(Dataset rows about figures)

++++++++++

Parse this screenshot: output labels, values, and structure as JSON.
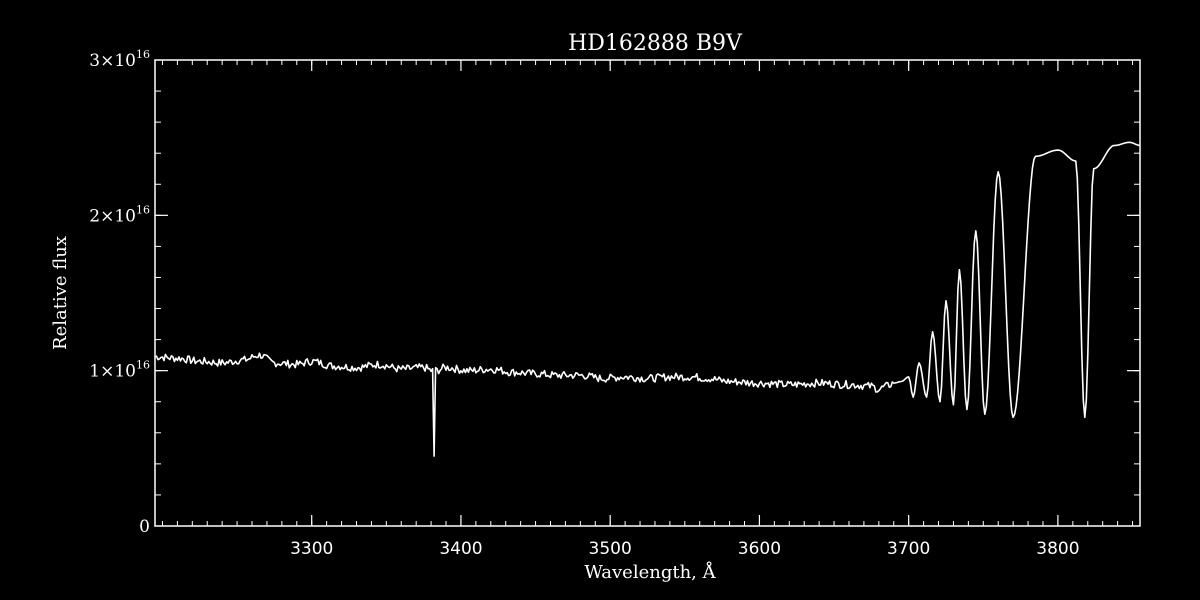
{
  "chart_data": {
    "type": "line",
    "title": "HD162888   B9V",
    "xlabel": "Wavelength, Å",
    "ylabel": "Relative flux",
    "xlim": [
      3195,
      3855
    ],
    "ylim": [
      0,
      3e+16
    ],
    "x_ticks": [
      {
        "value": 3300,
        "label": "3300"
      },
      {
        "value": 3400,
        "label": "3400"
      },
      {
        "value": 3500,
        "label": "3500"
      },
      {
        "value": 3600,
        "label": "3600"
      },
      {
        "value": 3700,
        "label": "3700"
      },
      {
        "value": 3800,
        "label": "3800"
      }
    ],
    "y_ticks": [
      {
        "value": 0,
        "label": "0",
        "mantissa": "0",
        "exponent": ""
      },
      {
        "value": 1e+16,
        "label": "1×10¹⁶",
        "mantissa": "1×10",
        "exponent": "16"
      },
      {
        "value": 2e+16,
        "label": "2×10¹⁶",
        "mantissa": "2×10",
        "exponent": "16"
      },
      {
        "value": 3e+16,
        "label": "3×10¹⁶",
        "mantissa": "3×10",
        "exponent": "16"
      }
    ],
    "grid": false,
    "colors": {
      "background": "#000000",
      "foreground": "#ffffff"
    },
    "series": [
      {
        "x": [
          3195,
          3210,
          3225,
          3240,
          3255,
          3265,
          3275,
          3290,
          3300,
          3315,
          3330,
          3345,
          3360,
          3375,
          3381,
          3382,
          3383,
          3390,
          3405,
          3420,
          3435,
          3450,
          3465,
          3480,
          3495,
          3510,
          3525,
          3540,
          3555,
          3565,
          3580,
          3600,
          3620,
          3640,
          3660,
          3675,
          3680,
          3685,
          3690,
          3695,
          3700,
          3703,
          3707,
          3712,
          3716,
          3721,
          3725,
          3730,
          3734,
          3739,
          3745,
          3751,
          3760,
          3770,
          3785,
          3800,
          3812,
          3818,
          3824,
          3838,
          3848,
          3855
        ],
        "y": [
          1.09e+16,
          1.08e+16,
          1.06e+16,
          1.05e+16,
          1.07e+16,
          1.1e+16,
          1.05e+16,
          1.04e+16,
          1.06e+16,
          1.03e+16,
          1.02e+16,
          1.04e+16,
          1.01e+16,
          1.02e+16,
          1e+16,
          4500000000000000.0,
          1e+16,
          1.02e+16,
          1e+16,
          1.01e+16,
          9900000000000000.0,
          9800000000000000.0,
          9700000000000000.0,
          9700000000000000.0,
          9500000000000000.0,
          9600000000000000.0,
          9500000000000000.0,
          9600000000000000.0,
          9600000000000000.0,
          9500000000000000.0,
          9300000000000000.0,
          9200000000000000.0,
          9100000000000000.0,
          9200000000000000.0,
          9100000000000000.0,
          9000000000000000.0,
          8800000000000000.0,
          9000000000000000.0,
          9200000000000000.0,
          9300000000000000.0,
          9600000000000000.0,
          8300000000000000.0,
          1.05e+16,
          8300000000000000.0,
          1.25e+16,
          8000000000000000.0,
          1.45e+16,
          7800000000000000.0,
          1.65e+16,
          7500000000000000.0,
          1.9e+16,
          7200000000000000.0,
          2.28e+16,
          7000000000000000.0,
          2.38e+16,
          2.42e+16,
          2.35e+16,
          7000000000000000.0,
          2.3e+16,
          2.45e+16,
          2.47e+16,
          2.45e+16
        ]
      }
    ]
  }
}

++++++++++

Stated problem: Pictures appear in the records above. Output everything except them, exactly.

Worked answer:
Parse this screenshot: output labels, values, and structure as JSON.
{
  "chart_data": {
    "type": "line",
    "title": "HD162888   B9V",
    "xlabel": "Wavelength, Å",
    "ylabel": "Relative flux",
    "xlim": [
      3195,
      3855
    ],
    "ylim": [
      0,
      3e+16
    ],
    "x_ticks": [
      {
        "value": 3300,
        "label": "3300"
      },
      {
        "value": 3400,
        "label": "3400"
      },
      {
        "value": 3500,
        "label": "3500"
      },
      {
        "value": 3600,
        "label": "3600"
      },
      {
        "value": 3700,
        "label": "3700"
      },
      {
        "value": 3800,
        "label": "3800"
      }
    ],
    "y_ticks": [
      {
        "value": 0,
        "label": "0",
        "mantissa": "0",
        "exponent": ""
      },
      {
        "value": 1e+16,
        "label": "1×10¹⁶",
        "mantissa": "1×10",
        "exponent": "16"
      },
      {
        "value": 2e+16,
        "label": "2×10¹⁶",
        "mantissa": "2×10",
        "exponent": "16"
      },
      {
        "value": 3e+16,
        "label": "3×10¹⁶",
        "mantissa": "3×10",
        "exponent": "16"
      }
    ],
    "grid": false,
    "colors": {
      "background": "#000000",
      "foreground": "#ffffff"
    },
    "series": [
      {
        "x": [
          3195,
          3210,
          3225,
          3240,
          3255,
          3265,
          3275,
          3290,
          3300,
          3315,
          3330,
          3345,
          3360,
          3375,
          3381,
          3382,
          3383,
          3390,
          3405,
          3420,
          3435,
          3450,
          3465,
          3480,
          3495,
          3510,
          3525,
          3540,
          3555,
          3565,
          3580,
          3600,
          3620,
          3640,
          3660,
          3675,
          3680,
          3685,
          3690,
          3695,
          3700,
          3703,
          3707,
          3712,
          3716,
          3721,
          3725,
          3730,
          3734,
          3739,
          3745,
          3751,
          3760,
          3770,
          3785,
          3800,
          3812,
          3818,
          3824,
          3838,
          3848,
          3855
        ],
        "y": [
          1.09e+16,
          1.08e+16,
          1.06e+16,
          1.05e+16,
          1.07e+16,
          1.1e+16,
          1.05e+16,
          1.04e+16,
          1.06e+16,
          1.03e+16,
          1.02e+16,
          1.04e+16,
          1.01e+16,
          1.02e+16,
          1e+16,
          4500000000000000.0,
          1e+16,
          1.02e+16,
          1e+16,
          1.01e+16,
          9900000000000000.0,
          9800000000000000.0,
          9700000000000000.0,
          9700000000000000.0,
          9500000000000000.0,
          9600000000000000.0,
          9500000000000000.0,
          9600000000000000.0,
          9600000000000000.0,
          9500000000000000.0,
          9300000000000000.0,
          9200000000000000.0,
          9100000000000000.0,
          9200000000000000.0,
          9100000000000000.0,
          9000000000000000.0,
          8800000000000000.0,
          9000000000000000.0,
          9200000000000000.0,
          9300000000000000.0,
          9600000000000000.0,
          8300000000000000.0,
          1.05e+16,
          8300000000000000.0,
          1.25e+16,
          8000000000000000.0,
          1.45e+16,
          7800000000000000.0,
          1.65e+16,
          7500000000000000.0,
          1.9e+16,
          7200000000000000.0,
          2.28e+16,
          7000000000000000.0,
          2.38e+16,
          2.42e+16,
          2.35e+16,
          7000000000000000.0,
          2.3e+16,
          2.45e+16,
          2.47e+16,
          2.45e+16
        ]
      }
    ]
  }
}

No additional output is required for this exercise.